## begin

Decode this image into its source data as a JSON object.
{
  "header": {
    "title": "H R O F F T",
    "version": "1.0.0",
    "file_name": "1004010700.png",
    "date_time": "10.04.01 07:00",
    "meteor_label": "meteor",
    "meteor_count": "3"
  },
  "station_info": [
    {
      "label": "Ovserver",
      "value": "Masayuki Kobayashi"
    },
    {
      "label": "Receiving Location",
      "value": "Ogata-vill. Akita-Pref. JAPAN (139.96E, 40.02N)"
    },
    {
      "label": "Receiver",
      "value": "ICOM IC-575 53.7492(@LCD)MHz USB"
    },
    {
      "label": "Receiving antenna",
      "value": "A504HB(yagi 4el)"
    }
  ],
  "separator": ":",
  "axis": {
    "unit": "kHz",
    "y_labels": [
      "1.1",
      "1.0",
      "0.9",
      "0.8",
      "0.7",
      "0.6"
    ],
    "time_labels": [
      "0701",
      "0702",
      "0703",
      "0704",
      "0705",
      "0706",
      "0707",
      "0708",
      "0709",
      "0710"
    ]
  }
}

## end

[Exercise prompt]: Copy out every line of the data that includes "Receiving".

[Solution for this exercise]:
      "label": "Receiving Location",
      "label": "Receiving antenna",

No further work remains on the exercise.